• [Input rows]:
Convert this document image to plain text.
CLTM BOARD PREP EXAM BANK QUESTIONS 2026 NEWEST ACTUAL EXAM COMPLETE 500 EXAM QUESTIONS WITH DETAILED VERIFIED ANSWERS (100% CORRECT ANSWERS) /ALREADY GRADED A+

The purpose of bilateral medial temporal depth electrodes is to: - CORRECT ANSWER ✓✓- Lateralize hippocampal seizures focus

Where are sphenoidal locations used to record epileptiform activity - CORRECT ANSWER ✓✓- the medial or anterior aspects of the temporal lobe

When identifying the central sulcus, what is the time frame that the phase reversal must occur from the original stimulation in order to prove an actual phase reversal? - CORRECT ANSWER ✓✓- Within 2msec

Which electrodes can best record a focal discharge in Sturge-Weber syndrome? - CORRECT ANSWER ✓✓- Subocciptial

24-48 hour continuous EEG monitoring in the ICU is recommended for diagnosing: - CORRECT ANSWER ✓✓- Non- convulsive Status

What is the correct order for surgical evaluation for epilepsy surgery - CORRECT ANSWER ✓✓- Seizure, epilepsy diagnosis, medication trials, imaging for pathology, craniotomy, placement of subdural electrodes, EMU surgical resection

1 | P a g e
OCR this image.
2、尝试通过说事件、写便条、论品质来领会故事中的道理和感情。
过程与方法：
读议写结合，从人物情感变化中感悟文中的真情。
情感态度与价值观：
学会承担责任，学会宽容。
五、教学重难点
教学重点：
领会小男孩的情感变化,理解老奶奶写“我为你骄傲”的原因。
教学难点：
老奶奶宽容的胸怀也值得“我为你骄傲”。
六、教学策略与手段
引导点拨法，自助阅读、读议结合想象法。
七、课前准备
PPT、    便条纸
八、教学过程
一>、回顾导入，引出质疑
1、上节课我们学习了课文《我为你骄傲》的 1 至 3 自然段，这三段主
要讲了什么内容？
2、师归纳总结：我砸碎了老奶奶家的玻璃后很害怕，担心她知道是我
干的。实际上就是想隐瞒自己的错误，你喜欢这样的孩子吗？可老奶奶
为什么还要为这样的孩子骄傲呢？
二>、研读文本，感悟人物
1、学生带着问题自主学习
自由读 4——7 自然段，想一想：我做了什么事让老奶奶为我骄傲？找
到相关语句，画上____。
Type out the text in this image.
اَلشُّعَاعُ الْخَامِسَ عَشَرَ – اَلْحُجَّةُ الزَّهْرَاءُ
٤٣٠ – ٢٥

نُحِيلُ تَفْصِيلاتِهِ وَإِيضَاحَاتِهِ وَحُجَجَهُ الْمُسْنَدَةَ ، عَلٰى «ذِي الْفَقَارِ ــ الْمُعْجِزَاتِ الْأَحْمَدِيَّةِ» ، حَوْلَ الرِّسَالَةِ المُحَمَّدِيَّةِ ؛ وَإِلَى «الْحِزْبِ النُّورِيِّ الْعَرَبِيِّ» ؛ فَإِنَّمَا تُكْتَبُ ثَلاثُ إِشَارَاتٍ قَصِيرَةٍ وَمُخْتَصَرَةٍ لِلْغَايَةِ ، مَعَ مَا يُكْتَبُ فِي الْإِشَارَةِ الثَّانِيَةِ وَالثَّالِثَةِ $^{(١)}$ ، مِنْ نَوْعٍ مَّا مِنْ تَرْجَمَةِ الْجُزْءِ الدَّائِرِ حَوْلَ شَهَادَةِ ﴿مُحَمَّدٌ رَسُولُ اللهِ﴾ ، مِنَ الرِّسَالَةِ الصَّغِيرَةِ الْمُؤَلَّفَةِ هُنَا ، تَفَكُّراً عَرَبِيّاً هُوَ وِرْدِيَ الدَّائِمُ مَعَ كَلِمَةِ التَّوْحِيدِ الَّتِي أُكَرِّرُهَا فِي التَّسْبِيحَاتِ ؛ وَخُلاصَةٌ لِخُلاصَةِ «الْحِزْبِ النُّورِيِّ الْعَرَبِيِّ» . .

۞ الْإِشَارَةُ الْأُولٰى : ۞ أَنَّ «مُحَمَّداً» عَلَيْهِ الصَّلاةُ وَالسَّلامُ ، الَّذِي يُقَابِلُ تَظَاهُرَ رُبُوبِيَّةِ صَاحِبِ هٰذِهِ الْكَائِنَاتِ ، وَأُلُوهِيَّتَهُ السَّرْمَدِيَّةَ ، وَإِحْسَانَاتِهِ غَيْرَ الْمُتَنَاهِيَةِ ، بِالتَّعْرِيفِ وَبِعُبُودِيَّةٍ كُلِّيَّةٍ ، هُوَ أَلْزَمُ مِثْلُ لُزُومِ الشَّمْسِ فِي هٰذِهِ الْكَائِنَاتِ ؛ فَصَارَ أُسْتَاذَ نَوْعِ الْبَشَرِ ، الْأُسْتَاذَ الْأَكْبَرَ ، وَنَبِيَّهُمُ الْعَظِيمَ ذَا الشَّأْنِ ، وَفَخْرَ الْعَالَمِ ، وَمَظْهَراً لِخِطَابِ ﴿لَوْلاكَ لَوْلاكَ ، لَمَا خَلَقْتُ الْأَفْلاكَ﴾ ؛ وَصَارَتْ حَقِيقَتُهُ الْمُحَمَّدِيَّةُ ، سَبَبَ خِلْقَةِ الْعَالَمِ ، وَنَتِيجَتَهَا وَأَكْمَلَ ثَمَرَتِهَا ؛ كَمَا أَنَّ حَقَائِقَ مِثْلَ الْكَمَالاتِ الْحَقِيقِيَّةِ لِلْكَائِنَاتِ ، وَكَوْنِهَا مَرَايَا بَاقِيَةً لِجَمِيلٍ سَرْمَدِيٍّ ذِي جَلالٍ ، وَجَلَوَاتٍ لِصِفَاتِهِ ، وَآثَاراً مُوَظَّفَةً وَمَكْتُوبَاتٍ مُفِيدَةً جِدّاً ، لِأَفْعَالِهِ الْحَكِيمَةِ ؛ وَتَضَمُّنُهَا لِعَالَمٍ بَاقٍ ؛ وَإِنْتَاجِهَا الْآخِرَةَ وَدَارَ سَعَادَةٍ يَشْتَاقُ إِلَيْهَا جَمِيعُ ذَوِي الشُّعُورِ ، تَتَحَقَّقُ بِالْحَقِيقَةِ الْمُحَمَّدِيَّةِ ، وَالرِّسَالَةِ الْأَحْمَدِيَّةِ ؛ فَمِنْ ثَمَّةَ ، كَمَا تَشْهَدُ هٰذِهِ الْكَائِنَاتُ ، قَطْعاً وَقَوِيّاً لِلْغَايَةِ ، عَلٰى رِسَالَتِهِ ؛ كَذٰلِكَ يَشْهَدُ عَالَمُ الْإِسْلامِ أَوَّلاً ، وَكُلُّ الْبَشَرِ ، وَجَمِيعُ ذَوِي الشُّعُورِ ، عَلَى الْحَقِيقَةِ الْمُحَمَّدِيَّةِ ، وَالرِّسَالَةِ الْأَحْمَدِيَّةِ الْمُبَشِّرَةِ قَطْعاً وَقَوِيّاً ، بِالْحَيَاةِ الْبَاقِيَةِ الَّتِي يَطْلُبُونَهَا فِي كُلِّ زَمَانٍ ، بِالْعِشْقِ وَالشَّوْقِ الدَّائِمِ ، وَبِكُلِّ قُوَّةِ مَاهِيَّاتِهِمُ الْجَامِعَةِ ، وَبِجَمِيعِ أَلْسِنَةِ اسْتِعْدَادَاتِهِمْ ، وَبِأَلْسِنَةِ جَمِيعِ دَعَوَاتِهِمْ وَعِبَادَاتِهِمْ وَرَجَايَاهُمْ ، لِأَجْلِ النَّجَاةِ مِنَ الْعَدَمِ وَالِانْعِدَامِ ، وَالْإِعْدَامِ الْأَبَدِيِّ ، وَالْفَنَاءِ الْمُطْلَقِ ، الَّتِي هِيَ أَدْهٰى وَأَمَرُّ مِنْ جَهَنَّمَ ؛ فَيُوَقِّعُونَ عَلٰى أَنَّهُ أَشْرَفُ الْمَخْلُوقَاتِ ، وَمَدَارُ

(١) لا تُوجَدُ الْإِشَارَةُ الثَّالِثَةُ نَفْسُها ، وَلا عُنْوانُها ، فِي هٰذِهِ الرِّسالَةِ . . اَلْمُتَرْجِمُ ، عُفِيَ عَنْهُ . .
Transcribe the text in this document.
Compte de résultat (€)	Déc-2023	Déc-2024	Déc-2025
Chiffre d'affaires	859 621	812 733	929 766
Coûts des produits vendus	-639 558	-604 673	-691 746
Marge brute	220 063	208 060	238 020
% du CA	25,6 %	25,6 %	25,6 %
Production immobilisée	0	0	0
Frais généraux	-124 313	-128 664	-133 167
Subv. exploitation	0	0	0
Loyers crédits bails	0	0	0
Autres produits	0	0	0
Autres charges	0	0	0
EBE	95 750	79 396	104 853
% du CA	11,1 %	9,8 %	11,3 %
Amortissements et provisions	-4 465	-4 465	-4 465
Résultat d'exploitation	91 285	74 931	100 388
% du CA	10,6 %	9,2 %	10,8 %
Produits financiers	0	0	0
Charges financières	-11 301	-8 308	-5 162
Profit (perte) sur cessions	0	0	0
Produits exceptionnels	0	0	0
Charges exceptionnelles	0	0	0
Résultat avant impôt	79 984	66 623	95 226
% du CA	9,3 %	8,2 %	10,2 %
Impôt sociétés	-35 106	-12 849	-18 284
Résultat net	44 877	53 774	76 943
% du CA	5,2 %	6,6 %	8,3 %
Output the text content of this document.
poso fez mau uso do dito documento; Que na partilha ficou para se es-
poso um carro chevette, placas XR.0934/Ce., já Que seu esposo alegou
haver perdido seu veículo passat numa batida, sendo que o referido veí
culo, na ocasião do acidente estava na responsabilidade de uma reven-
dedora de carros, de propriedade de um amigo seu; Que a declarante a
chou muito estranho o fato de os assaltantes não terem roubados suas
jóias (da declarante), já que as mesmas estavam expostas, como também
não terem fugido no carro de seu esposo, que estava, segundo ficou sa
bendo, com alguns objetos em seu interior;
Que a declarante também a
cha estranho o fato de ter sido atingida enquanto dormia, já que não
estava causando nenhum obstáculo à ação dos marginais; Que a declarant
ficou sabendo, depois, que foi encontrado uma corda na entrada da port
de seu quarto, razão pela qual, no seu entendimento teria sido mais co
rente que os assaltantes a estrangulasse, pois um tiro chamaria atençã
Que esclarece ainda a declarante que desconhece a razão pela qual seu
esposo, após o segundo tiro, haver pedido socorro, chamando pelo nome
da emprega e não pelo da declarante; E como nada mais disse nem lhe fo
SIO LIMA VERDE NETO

• [Direction]: Collect each line holding the string "record".

• [Answer for the task]:
Where are sphenoidal locations used to record epileptiform activity - CORRECT ANSWER ✓✓- the medial or anterior aspects of the temporal lobe
Which electrodes can best record a focal discharge in Sturge-Weber syndrome? - CORRECT ANSWER ✓✓- Subocciptial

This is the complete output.